→ **STATED TASK**: Find how many lines of the listing below include the word "outdoor", then report the number by itself.

[Recorded data]
^^^^^^^^^^^^^^^^
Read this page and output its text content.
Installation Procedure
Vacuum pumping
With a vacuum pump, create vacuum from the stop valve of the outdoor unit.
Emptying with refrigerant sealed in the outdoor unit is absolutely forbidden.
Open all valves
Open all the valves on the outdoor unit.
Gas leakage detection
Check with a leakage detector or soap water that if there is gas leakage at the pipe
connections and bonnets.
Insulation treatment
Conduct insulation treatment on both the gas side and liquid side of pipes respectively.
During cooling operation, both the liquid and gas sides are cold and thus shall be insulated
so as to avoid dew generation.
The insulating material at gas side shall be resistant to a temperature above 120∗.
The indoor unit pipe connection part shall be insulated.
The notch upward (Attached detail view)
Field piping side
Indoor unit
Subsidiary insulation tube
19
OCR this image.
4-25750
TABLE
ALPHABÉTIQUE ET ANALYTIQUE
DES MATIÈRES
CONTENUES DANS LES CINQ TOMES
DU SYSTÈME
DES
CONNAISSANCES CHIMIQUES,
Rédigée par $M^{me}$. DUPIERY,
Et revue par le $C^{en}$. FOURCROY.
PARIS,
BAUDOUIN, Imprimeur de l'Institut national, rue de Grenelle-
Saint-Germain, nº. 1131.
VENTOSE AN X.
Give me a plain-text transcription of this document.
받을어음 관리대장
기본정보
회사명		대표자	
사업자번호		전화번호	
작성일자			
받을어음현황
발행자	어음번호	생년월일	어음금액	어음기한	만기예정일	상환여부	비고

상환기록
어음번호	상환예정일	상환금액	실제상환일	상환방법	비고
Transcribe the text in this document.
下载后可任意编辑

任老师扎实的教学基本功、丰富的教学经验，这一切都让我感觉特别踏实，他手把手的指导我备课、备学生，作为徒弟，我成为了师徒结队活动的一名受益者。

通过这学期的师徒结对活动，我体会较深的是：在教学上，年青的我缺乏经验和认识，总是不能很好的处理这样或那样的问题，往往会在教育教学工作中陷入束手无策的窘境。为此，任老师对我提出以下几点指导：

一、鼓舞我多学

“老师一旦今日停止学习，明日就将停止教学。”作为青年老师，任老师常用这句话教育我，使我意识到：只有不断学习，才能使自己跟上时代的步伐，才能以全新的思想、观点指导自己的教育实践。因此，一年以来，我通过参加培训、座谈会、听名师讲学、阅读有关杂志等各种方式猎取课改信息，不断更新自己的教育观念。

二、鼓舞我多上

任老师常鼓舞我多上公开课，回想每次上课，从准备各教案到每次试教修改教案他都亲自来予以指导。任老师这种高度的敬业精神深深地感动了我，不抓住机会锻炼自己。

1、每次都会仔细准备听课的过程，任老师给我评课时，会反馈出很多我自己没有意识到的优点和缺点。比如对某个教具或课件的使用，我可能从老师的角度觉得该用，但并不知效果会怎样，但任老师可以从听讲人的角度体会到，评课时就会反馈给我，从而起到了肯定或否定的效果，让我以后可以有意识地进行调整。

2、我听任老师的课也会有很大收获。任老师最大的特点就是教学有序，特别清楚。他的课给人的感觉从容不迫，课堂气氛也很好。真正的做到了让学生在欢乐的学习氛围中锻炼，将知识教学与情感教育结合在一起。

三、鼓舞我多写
^^^^^^^^^^^^^^^^
→ **ANSWER TO THE PROBLEM**: 3